**EXERCISE**
Reproduce every line of the entries below without changing a thing.

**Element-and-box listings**
⟨
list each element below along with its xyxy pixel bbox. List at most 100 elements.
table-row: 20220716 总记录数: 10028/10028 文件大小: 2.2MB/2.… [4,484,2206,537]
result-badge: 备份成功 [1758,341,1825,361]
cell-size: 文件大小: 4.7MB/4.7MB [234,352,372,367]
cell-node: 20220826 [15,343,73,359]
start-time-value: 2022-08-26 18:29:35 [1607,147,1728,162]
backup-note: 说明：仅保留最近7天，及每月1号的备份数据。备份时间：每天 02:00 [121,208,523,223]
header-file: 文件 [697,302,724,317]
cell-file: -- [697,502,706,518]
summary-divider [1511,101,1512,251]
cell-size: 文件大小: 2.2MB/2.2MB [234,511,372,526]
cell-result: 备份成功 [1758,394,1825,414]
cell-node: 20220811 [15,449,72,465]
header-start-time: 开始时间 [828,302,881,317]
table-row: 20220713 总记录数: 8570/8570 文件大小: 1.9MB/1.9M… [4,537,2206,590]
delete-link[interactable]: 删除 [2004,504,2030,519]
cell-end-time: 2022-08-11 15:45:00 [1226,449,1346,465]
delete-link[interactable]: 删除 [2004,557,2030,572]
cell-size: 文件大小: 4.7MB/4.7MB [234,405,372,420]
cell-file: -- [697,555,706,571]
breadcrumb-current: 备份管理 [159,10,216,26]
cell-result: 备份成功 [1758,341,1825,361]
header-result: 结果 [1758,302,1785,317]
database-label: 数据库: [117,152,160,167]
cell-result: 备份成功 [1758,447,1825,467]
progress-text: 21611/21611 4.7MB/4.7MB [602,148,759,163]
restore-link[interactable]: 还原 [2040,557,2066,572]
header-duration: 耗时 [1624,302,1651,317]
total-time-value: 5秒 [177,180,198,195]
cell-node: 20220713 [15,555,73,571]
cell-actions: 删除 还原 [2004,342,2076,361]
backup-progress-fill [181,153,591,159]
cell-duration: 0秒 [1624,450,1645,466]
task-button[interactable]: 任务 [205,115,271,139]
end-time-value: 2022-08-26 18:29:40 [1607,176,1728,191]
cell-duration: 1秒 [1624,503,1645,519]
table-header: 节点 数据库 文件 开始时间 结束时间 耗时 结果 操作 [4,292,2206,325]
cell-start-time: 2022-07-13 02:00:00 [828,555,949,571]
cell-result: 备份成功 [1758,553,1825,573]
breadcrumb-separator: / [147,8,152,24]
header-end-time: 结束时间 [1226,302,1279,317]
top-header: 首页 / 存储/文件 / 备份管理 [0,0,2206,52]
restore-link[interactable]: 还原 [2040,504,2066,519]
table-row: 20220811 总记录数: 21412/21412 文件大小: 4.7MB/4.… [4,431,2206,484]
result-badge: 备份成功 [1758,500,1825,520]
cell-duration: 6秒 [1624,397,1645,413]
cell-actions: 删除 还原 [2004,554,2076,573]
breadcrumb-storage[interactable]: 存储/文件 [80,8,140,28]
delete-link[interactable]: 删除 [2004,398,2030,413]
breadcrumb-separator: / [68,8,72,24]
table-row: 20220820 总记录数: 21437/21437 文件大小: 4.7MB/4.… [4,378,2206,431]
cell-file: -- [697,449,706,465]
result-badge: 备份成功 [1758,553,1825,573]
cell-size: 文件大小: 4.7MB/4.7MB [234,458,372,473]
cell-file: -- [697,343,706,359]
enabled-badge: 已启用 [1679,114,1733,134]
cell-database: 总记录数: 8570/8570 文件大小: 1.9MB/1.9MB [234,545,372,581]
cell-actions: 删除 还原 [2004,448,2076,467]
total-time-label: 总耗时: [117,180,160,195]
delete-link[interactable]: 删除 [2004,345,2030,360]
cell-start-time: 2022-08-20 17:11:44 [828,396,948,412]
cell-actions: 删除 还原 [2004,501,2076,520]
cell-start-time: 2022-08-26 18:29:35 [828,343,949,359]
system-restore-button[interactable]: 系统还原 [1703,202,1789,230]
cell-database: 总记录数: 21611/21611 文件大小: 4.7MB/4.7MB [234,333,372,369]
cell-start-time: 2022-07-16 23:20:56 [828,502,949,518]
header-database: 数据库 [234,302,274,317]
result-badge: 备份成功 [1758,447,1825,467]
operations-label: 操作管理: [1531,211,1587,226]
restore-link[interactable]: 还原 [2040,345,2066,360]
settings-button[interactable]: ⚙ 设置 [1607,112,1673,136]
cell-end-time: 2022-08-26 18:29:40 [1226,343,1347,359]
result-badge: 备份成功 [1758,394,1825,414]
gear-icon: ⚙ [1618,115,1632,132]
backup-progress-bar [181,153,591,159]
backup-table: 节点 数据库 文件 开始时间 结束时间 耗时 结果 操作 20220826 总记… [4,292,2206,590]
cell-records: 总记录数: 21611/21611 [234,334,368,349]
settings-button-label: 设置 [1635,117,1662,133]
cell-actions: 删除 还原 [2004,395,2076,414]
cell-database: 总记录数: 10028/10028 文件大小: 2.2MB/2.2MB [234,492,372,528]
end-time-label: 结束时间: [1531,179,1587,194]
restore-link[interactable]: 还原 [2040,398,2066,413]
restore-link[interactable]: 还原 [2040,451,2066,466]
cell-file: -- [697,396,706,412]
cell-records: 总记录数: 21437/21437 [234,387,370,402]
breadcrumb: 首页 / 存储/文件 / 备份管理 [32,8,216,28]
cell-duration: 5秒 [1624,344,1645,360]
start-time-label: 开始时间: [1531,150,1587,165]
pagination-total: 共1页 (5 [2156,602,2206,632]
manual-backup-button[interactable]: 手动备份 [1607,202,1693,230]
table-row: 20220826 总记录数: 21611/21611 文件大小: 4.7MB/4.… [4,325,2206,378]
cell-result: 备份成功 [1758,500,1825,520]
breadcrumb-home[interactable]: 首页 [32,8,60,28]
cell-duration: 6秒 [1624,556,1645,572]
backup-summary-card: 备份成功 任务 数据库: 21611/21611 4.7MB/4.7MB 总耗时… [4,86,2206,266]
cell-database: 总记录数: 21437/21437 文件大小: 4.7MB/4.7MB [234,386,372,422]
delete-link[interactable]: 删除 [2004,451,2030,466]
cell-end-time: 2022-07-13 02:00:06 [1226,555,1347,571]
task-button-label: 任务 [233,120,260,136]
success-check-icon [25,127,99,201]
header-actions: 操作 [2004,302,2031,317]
⟩
**CORRECT ANSWER**
list each element below along with its xyxy pixel bbox. List at most 100 elements.
table-row: 20220716 总记录数: 10028/10028 文件大小: 2.2MB/2.… [4,484,2206,537]
result-badge: 备份成功 [1758,341,1825,361]
cell-size: 文件大小: 4.7MB/4.7MB [234,352,372,367]
cell-node: 20220826 [15,343,73,359]
start-time-value: 2022-08-26 18:29:35 [1607,147,1728,162]
backup-note: 说明：仅保留最近7天，及每月1号的备份数据。备份时间：每天 02:00 [121,208,523,223]
header-file: 文件 [697,302,724,317]
cell-file: -- [697,502,706,518]
summary-divider [1511,101,1512,251]
cell-size: 文件大小: 2.2MB/2.2MB [234,511,372,526]
cell-result: 备份成功 [1758,394,1825,414]
cell-node: 20220811 [15,449,72,465]
header-start-time: 开始时间 [828,302,881,317]
table-row: 20220713 总记录数: 8570/8570 文件大小: 1.9MB/1.9M… [4,537,2206,590]
delete-link[interactable]: 删除 [2004,504,2030,519]
cell-end-time: 2022-08-11 15:45:00 [1226,449,1346,465]
delete-link[interactable]: 删除 [2004,557,2030,572]
cell-size: 文件大小: 4.7MB/4.7MB [234,405,372,420]
cell-file: -- [697,555,706,571]
breadcrumb-current: 备份管理 [159,10,216,26]
cell-result: 备份成功 [1758,341,1825,361]
header-result: 结果 [1758,302,1785,317]
database-label: 数据库: [117,152,160,167]
cell-result: 备份成功 [1758,447,1825,467]
progress-text: 21611/21611 4.7MB/4.7MB [602,148,759,163]
restore-link[interactable]: 还原 [2040,557,2066,572]
header-duration: 耗时 [1624,302,1651,317]
total-time-value: 5秒 [177,180,198,195]
cell-node: 20220713 [15,555,73,571]
cell-actions: 删除 还原 [2004,342,2076,361]
backup-progress-fill [181,153,591,159]
cell-duration: 0秒 [1624,450,1645,466]
task-button[interactable]: 任务 [205,115,271,139]
end-time-value: 2022-08-26 18:29:40 [1607,176,1728,191]
cell-duration: 1秒 [1624,503,1645,519]
table-header: 节点 数据库 文件 开始时间 结束时间 耗时 结果 操作 [4,292,2206,325]
cell-start-time: 2022-07-13 02:00:00 [828,555,949,571]
cell-result: 备份成功 [1758,553,1825,573]
breadcrumb-separator: / [147,8,152,24]
header-end-time: 结束时间 [1226,302,1279,317]
top-header: 首页 / 存储/文件 / 备份管理 [0,0,2206,52]
restore-link[interactable]: 还原 [2040,504,2066,519]
table-row: 20220811 总记录数: 21412/21412 文件大小: 4.7MB/4.… [4,431,2206,484]
result-badge: 备份成功 [1758,500,1825,520]
cell-duration: 6秒 [1624,397,1645,413]
cell-actions: 删除 还原 [2004,554,2076,573]
breadcrumb-storage[interactable]: 存储/文件 [80,8,140,28]
delete-link[interactable]: 删除 [2004,398,2030,413]
breadcrumb-separator: / [68,8,72,24]
table-row: 20220820 总记录数: 21437/21437 文件大小: 4.7MB/4.… [4,378,2206,431]
cell-file: -- [697,449,706,465]
result-badge: 备份成功 [1758,553,1825,573]
cell-size: 文件大小: 4.7MB/4.7MB [234,458,372,473]
cell-file: -- [697,343,706,359]
enabled-badge: 已启用 [1679,114,1733,134]
cell-database: 总记录数: 8570/8570 文件大小: 1.9MB/1.9MB [234,545,372,581]
cell-actions: 删除 还原 [2004,448,2076,467]
total-time-label: 总耗时: [117,180,160,195]
delete-link[interactable]: 删除 [2004,345,2030,360]
cell-start-time: 2022-08-20 17:11:44 [828,396,948,412]
cell-actions: 删除 还原 [2004,501,2076,520]
cell-start-time: 2022-08-26 18:29:35 [828,343,949,359]
system-restore-button[interactable]: 系统还原 [1703,202,1789,230]
cell-database: 总记录数: 21611/21611 文件大小: 4.7MB/4.7MB [234,333,372,369]
cell-start-time: 2022-07-16 23:20:56 [828,502,949,518]
header-database: 数据库 [234,302,274,317]
result-badge: 备份成功 [1758,447,1825,467]
operations-label: 操作管理: [1531,211,1587,226]
restore-link[interactable]: 还原 [2040,345,2066,360]
settings-button[interactable]: ⚙ 设置 [1607,112,1673,136]
cell-end-time: 2022-08-26 18:29:40 [1226,343,1347,359]
result-badge: 备份成功 [1758,394,1825,414]
gear-icon: ⚙ [1618,115,1632,132]
backup-progress-bar [181,153,591,159]
backup-table: 节点 数据库 文件 开始时间 结束时间 耗时 结果 操作 20220826 总记… [4,292,2206,590]
cell-records: 总记录数: 21611/21611 [234,334,368,349]
settings-button-label: 设置 [1635,117,1662,133]
cell-actions: 删除 还原 [2004,395,2076,414]
cell-database: 总记录数: 10028/10028 文件大小: 2.2MB/2.2MB [234,492,372,528]
end-time-label: 结束时间: [1531,179,1587,194]
restore-link[interactable]: 还原 [2040,398,2066,413]
restore-link[interactable]: 还原 [2040,451,2066,466]
cell-file: -- [697,396,706,412]
cell-records: 总记录数: 21437/21437 [234,387,370,402]
breadcrumb: 首页 / 存储/文件 / 备份管理 [32,8,216,28]
cell-duration: 5秒 [1624,344,1645,360]
start-time-label: 开始时间: [1531,150,1587,165]
pagination-total: 共1页 (5 [2156,602,2206,632]
manual-backup-button[interactable]: 手动备份 [1607,202,1693,230]
table-row: 20220826 总记录数: 21611/21611 文件大小: 4.7MB/4.… [4,325,2206,378]
cell-result: 备份成功 [1758,500,1825,520]
breadcrumb-home[interactable]: 首页 [32,8,60,28]
cell-duration: 6秒 [1624,556,1645,572]
backup-summary-card: 备份成功 任务 数据库: 21611/21611 4.7MB/4.7MB 总耗时… [4,86,2206,266]
cell-database: 总记录数: 21437/21437 文件大小: 4.7MB/4.7MB [234,386,372,422]
delete-link[interactable]: 删除 [2004,451,2030,466]
cell-end-time: 2022-07-13 02:00:06 [1226,555,1347,571]
task-button-label: 任务 [233,120,260,136]
success-check-icon [25,127,99,201]
header-actions: 操作 [2004,302,2031,317]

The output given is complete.